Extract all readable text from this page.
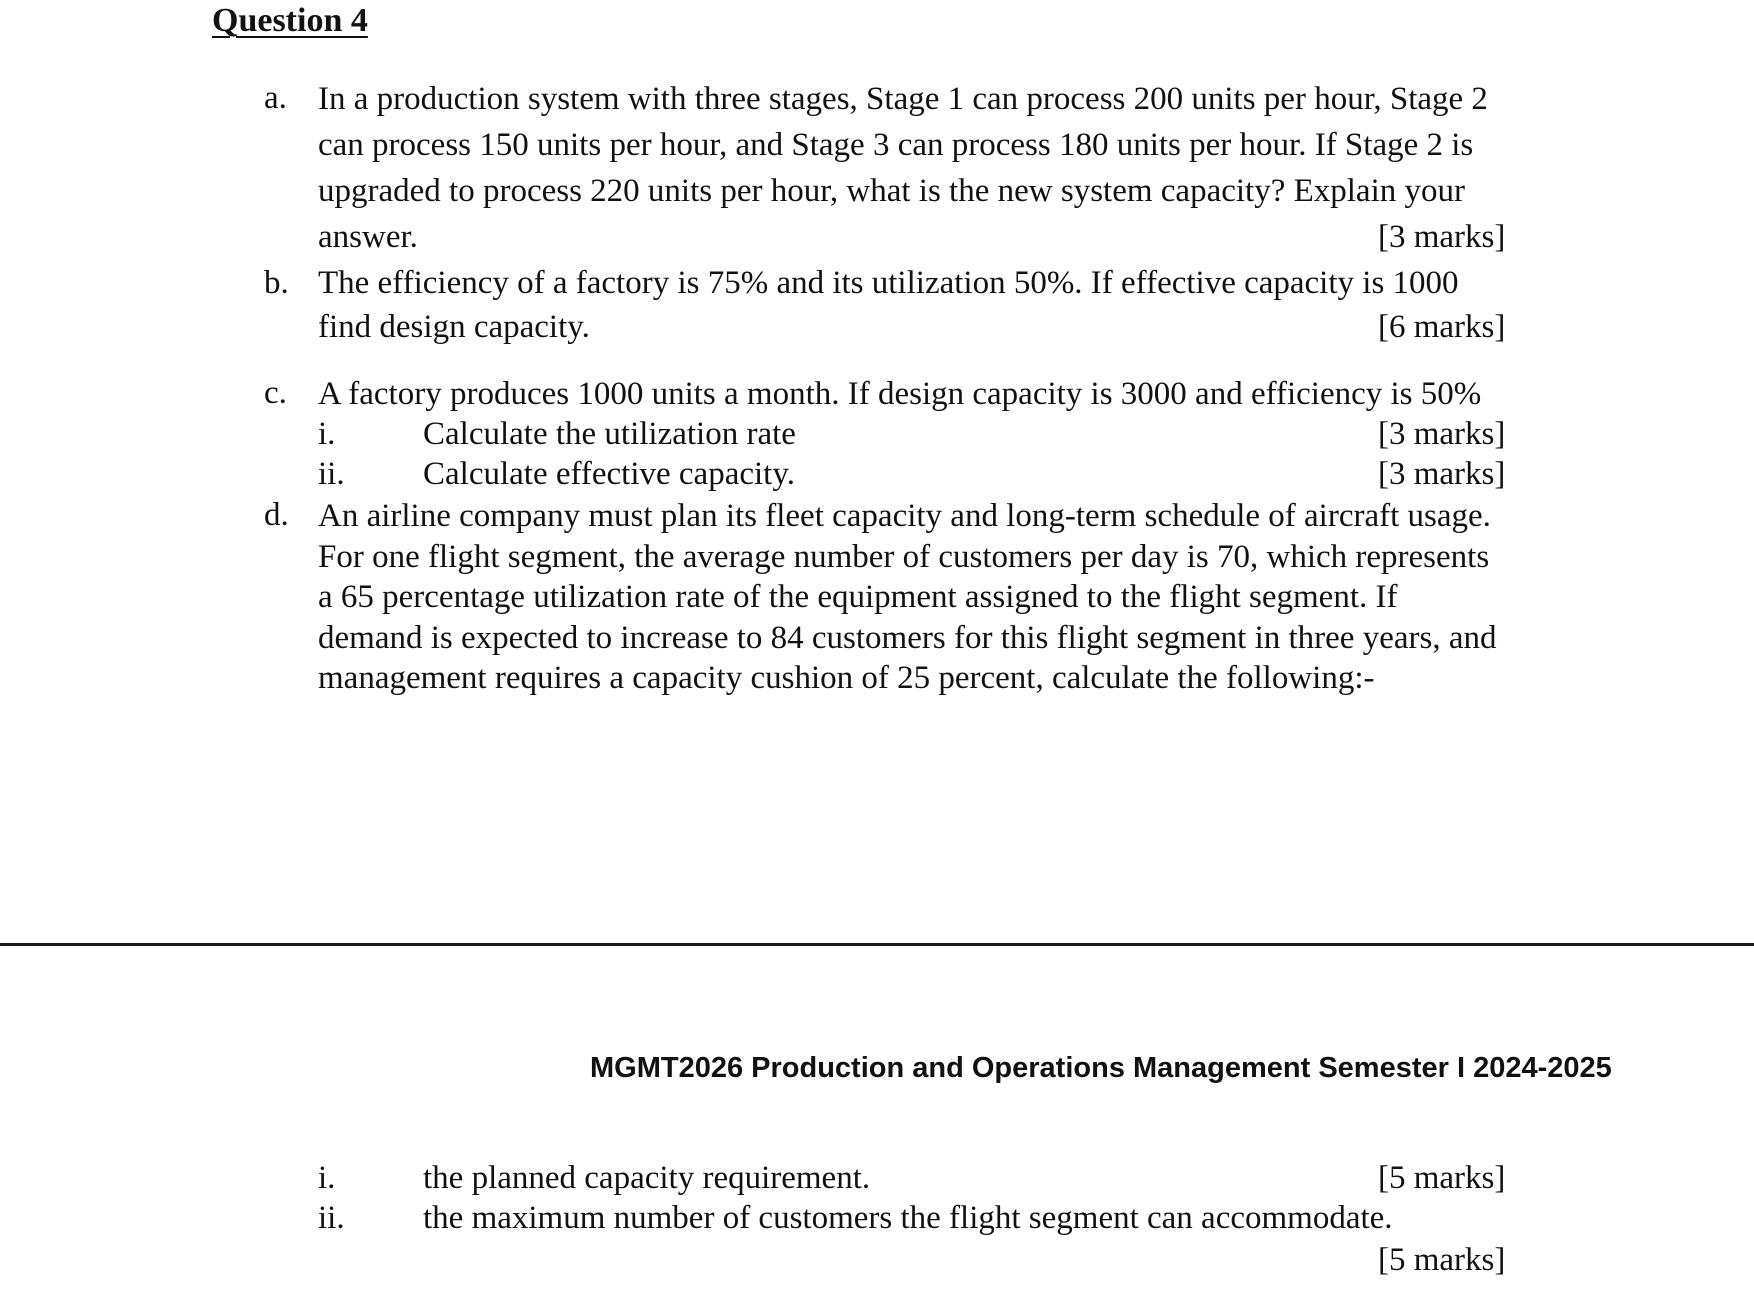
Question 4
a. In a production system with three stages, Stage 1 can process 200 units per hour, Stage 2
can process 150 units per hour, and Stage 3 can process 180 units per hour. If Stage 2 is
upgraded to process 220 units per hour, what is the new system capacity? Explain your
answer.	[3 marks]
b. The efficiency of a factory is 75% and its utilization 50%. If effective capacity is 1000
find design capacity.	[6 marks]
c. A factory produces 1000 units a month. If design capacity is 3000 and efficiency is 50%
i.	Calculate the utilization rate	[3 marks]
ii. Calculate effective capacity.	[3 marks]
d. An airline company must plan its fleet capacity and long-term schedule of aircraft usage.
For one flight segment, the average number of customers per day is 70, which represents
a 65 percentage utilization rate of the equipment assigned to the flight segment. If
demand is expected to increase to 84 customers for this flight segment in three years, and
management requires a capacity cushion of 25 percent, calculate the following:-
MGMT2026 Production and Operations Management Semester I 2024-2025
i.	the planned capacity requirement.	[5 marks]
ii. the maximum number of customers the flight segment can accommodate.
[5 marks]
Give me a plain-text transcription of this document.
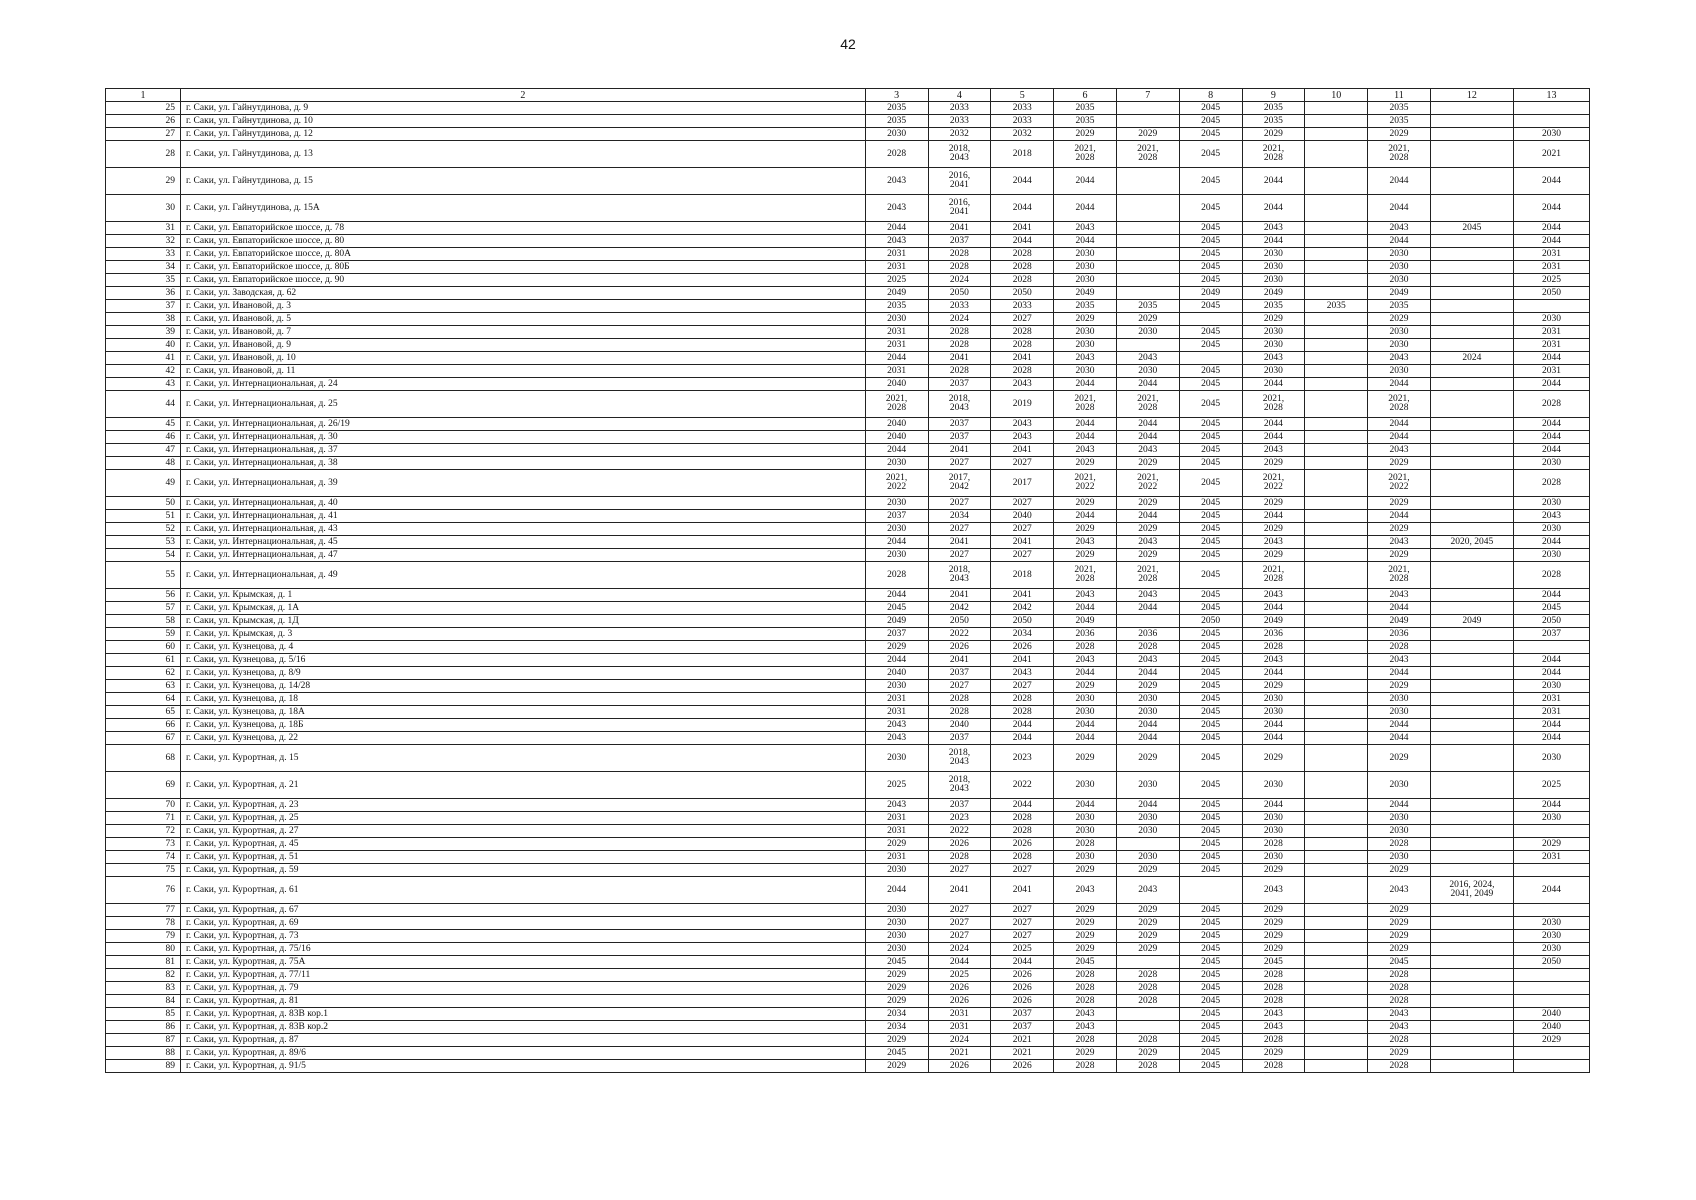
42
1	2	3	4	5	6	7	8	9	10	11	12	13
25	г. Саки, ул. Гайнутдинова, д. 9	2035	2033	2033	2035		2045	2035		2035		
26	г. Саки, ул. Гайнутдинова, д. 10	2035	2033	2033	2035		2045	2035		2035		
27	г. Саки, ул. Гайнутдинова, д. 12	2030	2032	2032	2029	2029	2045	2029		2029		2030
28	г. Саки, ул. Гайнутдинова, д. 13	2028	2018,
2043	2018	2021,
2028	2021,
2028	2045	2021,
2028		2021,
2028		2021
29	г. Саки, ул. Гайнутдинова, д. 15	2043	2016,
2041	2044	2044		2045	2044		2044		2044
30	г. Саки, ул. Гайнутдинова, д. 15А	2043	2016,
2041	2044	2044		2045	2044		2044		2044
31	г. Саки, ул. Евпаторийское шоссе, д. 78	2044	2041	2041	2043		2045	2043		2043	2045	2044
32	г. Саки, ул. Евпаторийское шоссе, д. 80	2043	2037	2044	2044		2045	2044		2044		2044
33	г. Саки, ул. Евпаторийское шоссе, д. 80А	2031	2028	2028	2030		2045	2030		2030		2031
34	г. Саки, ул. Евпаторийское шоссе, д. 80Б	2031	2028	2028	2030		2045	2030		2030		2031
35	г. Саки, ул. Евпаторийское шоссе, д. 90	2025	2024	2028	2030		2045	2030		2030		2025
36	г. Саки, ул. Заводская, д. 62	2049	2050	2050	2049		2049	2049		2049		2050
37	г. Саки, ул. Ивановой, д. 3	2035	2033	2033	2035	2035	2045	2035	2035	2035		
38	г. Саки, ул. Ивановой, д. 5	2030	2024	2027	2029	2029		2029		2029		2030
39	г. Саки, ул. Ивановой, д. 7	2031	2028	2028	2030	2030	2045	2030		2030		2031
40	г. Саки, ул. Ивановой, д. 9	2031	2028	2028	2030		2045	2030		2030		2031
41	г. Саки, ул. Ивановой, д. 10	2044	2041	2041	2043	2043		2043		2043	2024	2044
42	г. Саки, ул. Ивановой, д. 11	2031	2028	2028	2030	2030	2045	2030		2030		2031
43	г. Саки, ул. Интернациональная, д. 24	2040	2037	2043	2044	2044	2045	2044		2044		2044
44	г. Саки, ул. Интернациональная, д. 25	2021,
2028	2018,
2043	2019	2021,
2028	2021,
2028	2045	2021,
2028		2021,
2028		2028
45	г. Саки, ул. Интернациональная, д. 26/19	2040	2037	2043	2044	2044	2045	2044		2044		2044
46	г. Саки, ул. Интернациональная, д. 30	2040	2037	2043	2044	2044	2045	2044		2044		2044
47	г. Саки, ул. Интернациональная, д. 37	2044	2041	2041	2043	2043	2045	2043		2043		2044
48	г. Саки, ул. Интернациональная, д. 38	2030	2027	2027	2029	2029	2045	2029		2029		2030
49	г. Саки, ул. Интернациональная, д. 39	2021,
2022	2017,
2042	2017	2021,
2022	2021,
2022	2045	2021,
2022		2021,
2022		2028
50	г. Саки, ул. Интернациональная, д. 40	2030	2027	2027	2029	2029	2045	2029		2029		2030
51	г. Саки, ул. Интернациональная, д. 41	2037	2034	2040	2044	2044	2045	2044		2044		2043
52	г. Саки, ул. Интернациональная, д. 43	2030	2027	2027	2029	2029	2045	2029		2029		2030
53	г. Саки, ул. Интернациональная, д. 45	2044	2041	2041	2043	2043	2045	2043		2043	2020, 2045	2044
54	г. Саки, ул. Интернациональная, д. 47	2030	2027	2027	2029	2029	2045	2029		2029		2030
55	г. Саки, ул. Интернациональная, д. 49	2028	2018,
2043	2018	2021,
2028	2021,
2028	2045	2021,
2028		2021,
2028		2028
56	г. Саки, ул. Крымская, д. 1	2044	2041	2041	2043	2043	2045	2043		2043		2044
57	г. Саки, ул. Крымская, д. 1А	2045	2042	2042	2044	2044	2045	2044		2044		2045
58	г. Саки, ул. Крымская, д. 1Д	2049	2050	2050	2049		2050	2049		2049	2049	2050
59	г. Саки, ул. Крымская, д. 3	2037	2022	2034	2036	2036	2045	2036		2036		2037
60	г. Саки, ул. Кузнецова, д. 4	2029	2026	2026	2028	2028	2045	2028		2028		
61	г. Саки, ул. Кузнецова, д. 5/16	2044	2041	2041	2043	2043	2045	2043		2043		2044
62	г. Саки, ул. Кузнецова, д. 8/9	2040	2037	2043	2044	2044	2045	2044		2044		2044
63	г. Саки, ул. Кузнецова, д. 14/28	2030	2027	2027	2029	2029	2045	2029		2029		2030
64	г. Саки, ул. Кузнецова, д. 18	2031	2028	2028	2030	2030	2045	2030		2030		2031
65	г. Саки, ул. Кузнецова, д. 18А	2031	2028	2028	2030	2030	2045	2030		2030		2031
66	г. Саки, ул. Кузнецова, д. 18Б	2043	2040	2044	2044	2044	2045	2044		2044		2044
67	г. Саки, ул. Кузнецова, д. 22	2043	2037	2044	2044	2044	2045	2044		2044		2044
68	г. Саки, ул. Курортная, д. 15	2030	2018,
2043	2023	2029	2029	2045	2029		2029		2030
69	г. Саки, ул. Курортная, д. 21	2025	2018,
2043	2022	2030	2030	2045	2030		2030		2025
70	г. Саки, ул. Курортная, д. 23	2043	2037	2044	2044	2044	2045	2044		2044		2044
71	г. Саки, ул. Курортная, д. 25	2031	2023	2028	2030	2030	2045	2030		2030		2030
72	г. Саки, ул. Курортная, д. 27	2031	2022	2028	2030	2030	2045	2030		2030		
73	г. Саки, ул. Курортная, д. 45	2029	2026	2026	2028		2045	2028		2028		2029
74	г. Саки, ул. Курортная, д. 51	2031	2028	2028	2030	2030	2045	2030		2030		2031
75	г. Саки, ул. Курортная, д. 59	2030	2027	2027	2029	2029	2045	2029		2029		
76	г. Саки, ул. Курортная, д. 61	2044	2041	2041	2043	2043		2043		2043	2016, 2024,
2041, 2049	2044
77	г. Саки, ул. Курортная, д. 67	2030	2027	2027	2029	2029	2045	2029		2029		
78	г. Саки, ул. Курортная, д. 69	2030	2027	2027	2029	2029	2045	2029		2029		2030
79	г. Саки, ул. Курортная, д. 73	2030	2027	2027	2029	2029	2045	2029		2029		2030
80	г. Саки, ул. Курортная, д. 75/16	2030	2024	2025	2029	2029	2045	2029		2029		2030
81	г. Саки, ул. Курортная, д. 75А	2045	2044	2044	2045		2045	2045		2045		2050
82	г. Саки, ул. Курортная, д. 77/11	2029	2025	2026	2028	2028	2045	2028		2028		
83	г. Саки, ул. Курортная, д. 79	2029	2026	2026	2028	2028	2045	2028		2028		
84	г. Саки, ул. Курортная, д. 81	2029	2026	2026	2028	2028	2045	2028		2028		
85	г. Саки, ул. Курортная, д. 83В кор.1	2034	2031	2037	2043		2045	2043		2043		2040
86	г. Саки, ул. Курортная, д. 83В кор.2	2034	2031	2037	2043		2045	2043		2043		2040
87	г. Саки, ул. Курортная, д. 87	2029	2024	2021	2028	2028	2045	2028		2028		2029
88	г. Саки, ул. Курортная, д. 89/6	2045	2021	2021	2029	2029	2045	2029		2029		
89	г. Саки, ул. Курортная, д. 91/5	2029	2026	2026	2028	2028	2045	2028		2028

::::::::

# THE REQUEST:
Search the records for the word "this" and copy every line where it occurs.

# RESPONSE TO THE TASK:
Extract all readable text from this page.
demand is expected to increase to 84 customers for this flight segment in three years, and
Give me a plain-text transcription of this document.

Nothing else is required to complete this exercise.